WHAT IS NEEDED -
Below are some records; give them all again exactly, but not the pictures.

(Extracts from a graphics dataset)

[BEGIN]

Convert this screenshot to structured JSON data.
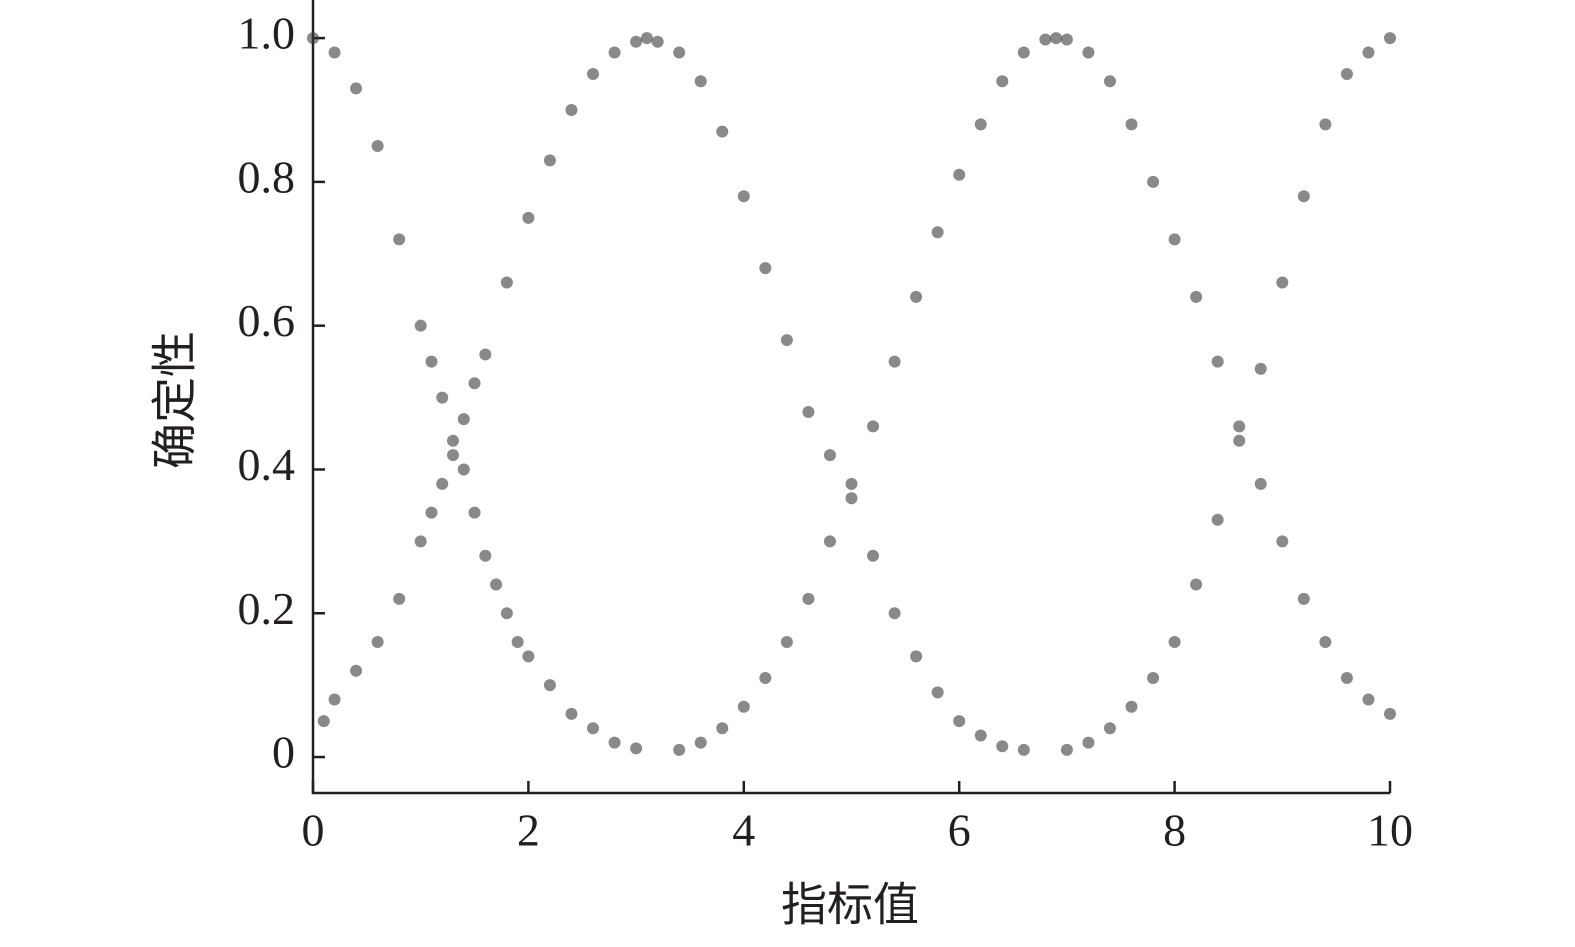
{
  "chart_data": {
    "type": "scatter",
    "x_label": "指标值",
    "y_label": "确定性",
    "color": "#3a3a3a",
    "xlim": [
      0,
      10
    ],
    "ylim": [
      -0.05,
      1.053
    ],
    "xticks": [
      0,
      2,
      4,
      6,
      8,
      10
    ],
    "yticks": [
      0,
      0.2,
      0.4,
      0.6,
      0.8,
      {
        "value": 1,
        "label": "1.0"
      }
    ],
    "x": [
      0,
      0.2,
      0.4,
      0.6,
      0.8,
      1.0,
      1.1,
      1.2,
      1.3,
      1.4,
      1.5,
      1.6,
      1.7,
      1.8,
      1.9,
      2.0,
      2.2,
      2.4,
      2.6,
      2.8,
      3.0,
      0.1,
      0.2,
      0.4,
      0.6,
      0.8,
      1.0,
      1.1,
      1.2,
      1.3,
      1.4,
      1.5,
      1.6,
      1.8,
      2.0,
      2.2,
      2.4,
      2.6,
      2.8,
      3.0,
      3.1,
      3.2,
      3.4,
      3.6,
      3.8,
      4.0,
      4.2,
      4.4,
      4.6,
      4.8,
      5.0,
      5.2,
      5.4,
      5.6,
      5.8,
      6.0,
      6.2,
      6.4,
      6.6,
      3.4,
      3.6,
      3.8,
      4.0,
      4.2,
      4.4,
      4.6,
      4.8,
      5.0,
      5.2,
      5.4,
      5.6,
      5.8,
      6.0,
      6.2,
      6.4,
      6.6,
      6.8,
      6.9,
      7.0,
      7.2,
      7.4,
      7.6,
      7.8,
      8.0,
      8.2,
      8.4,
      8.6,
      8.8,
      9.0,
      9.2,
      9.4,
      9.6,
      9.8,
      10.0,
      7.0,
      7.2,
      7.4,
      7.6,
      7.8,
      8.0,
      8.2,
      8.4,
      8.6,
      8.8,
      9.0,
      9.2,
      9.4,
      9.6,
      9.8,
      10.0
    ],
    "y": [
      1.0,
      0.98,
      0.93,
      0.85,
      0.72,
      0.6,
      0.55,
      0.5,
      0.44,
      0.4,
      0.34,
      0.28,
      0.24,
      0.2,
      0.16,
      0.14,
      0.1,
      0.06,
      0.04,
      0.02,
      0.012,
      0.05,
      0.08,
      0.12,
      0.16,
      0.22,
      0.3,
      0.34,
      0.38,
      0.42,
      0.47,
      0.52,
      0.56,
      0.66,
      0.75,
      0.83,
      0.9,
      0.95,
      0.98,
      0.995,
      1.0,
      0.995,
      0.98,
      0.94,
      0.87,
      0.78,
      0.68,
      0.58,
      0.48,
      0.42,
      0.36,
      0.28,
      0.2,
      0.14,
      0.09,
      0.05,
      0.03,
      0.015,
      0.01,
      0.01,
      0.02,
      0.04,
      0.07,
      0.11,
      0.16,
      0.22,
      0.3,
      0.38,
      0.46,
      0.55,
      0.64,
      0.73,
      0.81,
      0.88,
      0.94,
      0.98,
      0.998,
      1.0,
      0.998,
      0.98,
      0.94,
      0.88,
      0.8,
      0.72,
      0.64,
      0.55,
      0.46,
      0.38,
      0.3,
      0.22,
      0.16,
      0.11,
      0.08,
      0.06,
      0.01,
      0.02,
      0.04,
      0.07,
      0.11,
      0.16,
      0.24,
      0.33,
      0.44,
      0.54,
      0.66,
      0.78,
      0.88,
      0.95,
      0.98,
      1.0
    ]
  }
}
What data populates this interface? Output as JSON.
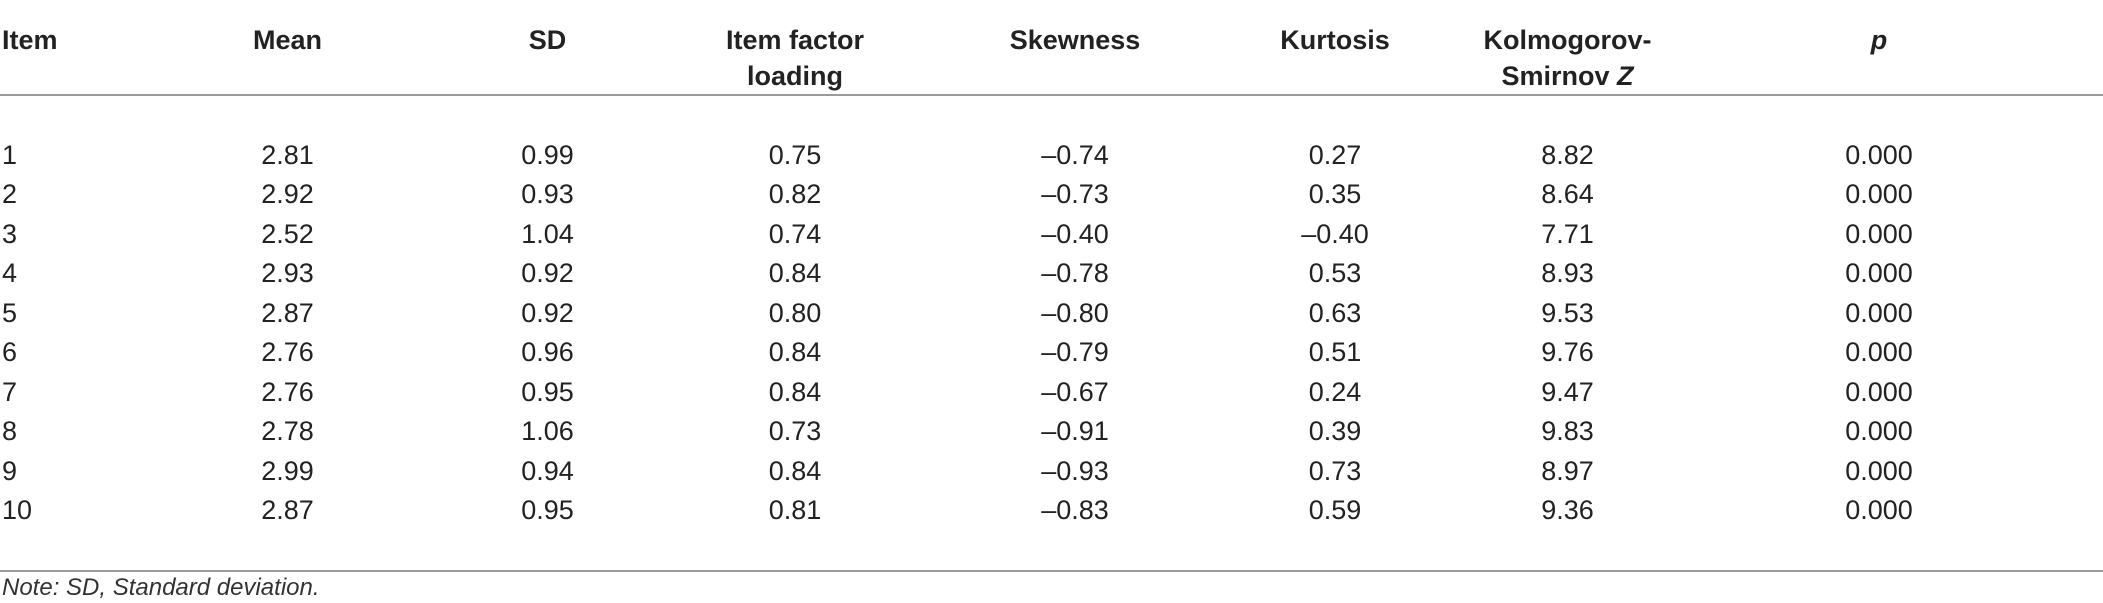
{
  "table": {
    "headers": {
      "item": "Item",
      "mean": "Mean",
      "sd": "SD",
      "loading_line1": "Item factor",
      "loading_line2": "loading",
      "skewness": "Skewness",
      "kurtosis": "Kurtosis",
      "ks_line1": "Kolmogorov-",
      "ks_line2_text": "Smirnov ",
      "ks_line2_z": "Z",
      "p": "p"
    },
    "rows": [
      {
        "item": "1",
        "mean": "2.81",
        "sd": "0.99",
        "loading": "0.75",
        "skewness": "–0.74",
        "kurtosis": "0.27",
        "ks": "8.82",
        "p": "0.000"
      },
      {
        "item": "2",
        "mean": "2.92",
        "sd": "0.93",
        "loading": "0.82",
        "skewness": "–0.73",
        "kurtosis": "0.35",
        "ks": "8.64",
        "p": "0.000"
      },
      {
        "item": "3",
        "mean": "2.52",
        "sd": "1.04",
        "loading": "0.74",
        "skewness": "–0.40",
        "kurtosis": "–0.40",
        "ks": "7.71",
        "p": "0.000"
      },
      {
        "item": "4",
        "mean": "2.93",
        "sd": "0.92",
        "loading": "0.84",
        "skewness": "–0.78",
        "kurtosis": "0.53",
        "ks": "8.93",
        "p": "0.000"
      },
      {
        "item": "5",
        "mean": "2.87",
        "sd": "0.92",
        "loading": "0.80",
        "skewness": "–0.80",
        "kurtosis": "0.63",
        "ks": "9.53",
        "p": "0.000"
      },
      {
        "item": "6",
        "mean": "2.76",
        "sd": "0.96",
        "loading": "0.84",
        "skewness": "–0.79",
        "kurtosis": "0.51",
        "ks": "9.76",
        "p": "0.000"
      },
      {
        "item": "7",
        "mean": "2.76",
        "sd": "0.95",
        "loading": "0.84",
        "skewness": "–0.67",
        "kurtosis": "0.24",
        "ks": "9.47",
        "p": "0.000"
      },
      {
        "item": "8",
        "mean": "2.78",
        "sd": "1.06",
        "loading": "0.73",
        "skewness": "–0.91",
        "kurtosis": "0.39",
        "ks": "9.83",
        "p": "0.000"
      },
      {
        "item": "9",
        "mean": "2.99",
        "sd": "0.94",
        "loading": "0.84",
        "skewness": "–0.93",
        "kurtosis": "0.73",
        "ks": "8.97",
        "p": "0.000"
      },
      {
        "item": "10",
        "mean": "2.87",
        "sd": "0.95",
        "loading": "0.81",
        "skewness": "–0.83",
        "kurtosis": "0.59",
        "ks": "9.36",
        "p": "0.000"
      }
    ]
  },
  "note": "Note: SD, Standard deviation.",
  "colors": {
    "rule": "#9a9a9a",
    "text": "#222222"
  }
}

[END]

SOLVED EXERCISE -
Convert this screenshot to structured JSON data.
{
  "chart_data": {
    "type": "scatter",
    "x_label": "指标值",
    "y_label": "确定性",
    "color": "#3a3a3a",
    "xlim": [
      0,
      10
    ],
    "ylim": [
      -0.05,
      1.053
    ],
    "xticks": [
      0,
      2,
      4,
      6,
      8,
      10
    ],
    "yticks": [
      0,
      0.2,
      0.4,
      0.6,
      0.8,
      {
        "value": 1,
        "label": "1.0"
      }
    ],
    "x": [
      0,
      0.2,
      0.4,
      0.6,
      0.8,
      1.0,
      1.1,
      1.2,
      1.3,
      1.4,
      1.5,
      1.6,
      1.7,
      1.8,
      1.9,
      2.0,
      2.2,
      2.4,
      2.6,
      2.8,
      3.0,
      0.1,
      0.2,
      0.4,
      0.6,
      0.8,
      1.0,
      1.1,
      1.2,
      1.3,
      1.4,
      1.5,
      1.6,
      1.8,
      2.0,
      2.2,
      2.4,
      2.6,
      2.8,
      3.0,
      3.1,
      3.2,
      3.4,
      3.6,
      3.8,
      4.0,
      4.2,
      4.4,
      4.6,
      4.8,
      5.0,
      5.2,
      5.4,
      5.6,
      5.8,
      6.0,
      6.2,
      6.4,
      6.6,
      3.4,
      3.6,
      3.8,
      4.0,
      4.2,
      4.4,
      4.6,
      4.8,
      5.0,
      5.2,
      5.4,
      5.6,
      5.8,
      6.0,
      6.2,
      6.4,
      6.6,
      6.8,
      6.9,
      7.0,
      7.2,
      7.4,
      7.6,
      7.8,
      8.0,
      8.2,
      8.4,
      8.6,
      8.8,
      9.0,
      9.2,
      9.4,
      9.6,
      9.8,
      10.0,
      7.0,
      7.2,
      7.4,
      7.6,
      7.8,
      8.0,
      8.2,
      8.4,
      8.6,
      8.8,
      9.0,
      9.2,
      9.4,
      9.6,
      9.8,
      10.0
    ],
    "y": [
      1.0,
      0.98,
      0.93,
      0.85,
      0.72,
      0.6,
      0.55,
      0.5,
      0.44,
      0.4,
      0.34,
      0.28,
      0.24,
      0.2,
      0.16,
      0.14,
      0.1,
      0.06,
      0.04,
      0.02,
      0.012,
      0.05,
      0.08,
      0.12,
      0.16,
      0.22,
      0.3,
      0.34,
      0.38,
      0.42,
      0.47,
      0.52,
      0.56,
      0.66,
      0.75,
      0.83,
      0.9,
      0.95,
      0.98,
      0.995,
      1.0,
      0.995,
      0.98,
      0.94,
      0.87,
      0.78,
      0.68,
      0.58,
      0.48,
      0.42,
      0.36,
      0.28,
      0.2,
      0.14,
      0.09,
      0.05,
      0.03,
      0.015,
      0.01,
      0.01,
      0.02,
      0.04,
      0.07,
      0.11,
      0.16,
      0.22,
      0.3,
      0.38,
      0.46,
      0.55,
      0.64,
      0.73,
      0.81,
      0.88,
      0.94,
      0.98,
      0.998,
      1.0,
      0.998,
      0.98,
      0.94,
      0.88,
      0.8,
      0.72,
      0.64,
      0.55,
      0.46,
      0.38,
      0.3,
      0.22,
      0.16,
      0.11,
      0.08,
      0.06,
      0.01,
      0.02,
      0.04,
      0.07,
      0.11,
      0.16,
      0.24,
      0.33,
      0.44,
      0.54,
      0.66,
      0.78,
      0.88,
      0.95,
      0.98,
      1.0
    ]
  }
}
What data populates this interface? Output as JSON.
{
  "table": {
    "headers": {
      "item": "Item",
      "mean": "Mean",
      "sd": "SD",
      "loading_line1": "Item factor",
      "loading_line2": "loading",
      "skewness": "Skewness",
      "kurtosis": "Kurtosis",
      "ks_line1": "Kolmogorov-",
      "ks_line2_text": "Smirnov ",
      "ks_line2_z": "Z",
      "p": "p"
    },
    "rows": [
      {
        "item": "1",
        "mean": "2.81",
        "sd": "0.99",
        "loading": "0.75",
        "skewness": "–0.74",
        "kurtosis": "0.27",
        "ks": "8.82",
        "p": "0.000"
      },
      {
        "item": "2",
        "mean": "2.92",
        "sd": "0.93",
        "loading": "0.82",
        "skewness": "–0.73",
        "kurtosis": "0.35",
        "ks": "8.64",
        "p": "0.000"
      },
      {
        "item": "3",
        "mean": "2.52",
        "sd": "1.04",
        "loading": "0.74",
        "skewness": "–0.40",
        "kurtosis": "–0.40",
        "ks": "7.71",
        "p": "0.000"
      },
      {
        "item": "4",
        "mean": "2.93",
        "sd": "0.92",
        "loading": "0.84",
        "skewness": "–0.78",
        "kurtosis": "0.53",
        "ks": "8.93",
        "p": "0.000"
      },
      {
        "item": "5",
        "mean": "2.87",
        "sd": "0.92",
        "loading": "0.80",
        "skewness": "–0.80",
        "kurtosis": "0.63",
        "ks": "9.53",
        "p": "0.000"
      },
      {
        "item": "6",
        "mean": "2.76",
        "sd": "0.96",
        "loading": "0.84",
        "skewness": "–0.79",
        "kurtosis": "0.51",
        "ks": "9.76",
        "p": "0.000"
      },
      {
        "item": "7",
        "mean": "2.76",
        "sd": "0.95",
        "loading": "0.84",
        "skewness": "–0.67",
        "kurtosis": "0.24",
        "ks": "9.47",
        "p": "0.000"
      },
      {
        "item": "8",
        "mean": "2.78",
        "sd": "1.06",
        "loading": "0.73",
        "skewness": "–0.91",
        "kurtosis": "0.39",
        "ks": "9.83",
        "p": "0.000"
      },
      {
        "item": "9",
        "mean": "2.99",
        "sd": "0.94",
        "loading": "0.84",
        "skewness": "–0.93",
        "kurtosis": "0.73",
        "ks": "8.97",
        "p": "0.000"
      },
      {
        "item": "10",
        "mean": "2.87",
        "sd": "0.95",
        "loading": "0.81",
        "skewness": "–0.83",
        "kurtosis": "0.59",
        "ks": "9.36",
        "p": "0.000"
      }
    ]
  },
  "note": "Note: SD, Standard deviation.",
  "colors": {
    "rule": "#9a9a9a",
    "text": "#222222"
  }
}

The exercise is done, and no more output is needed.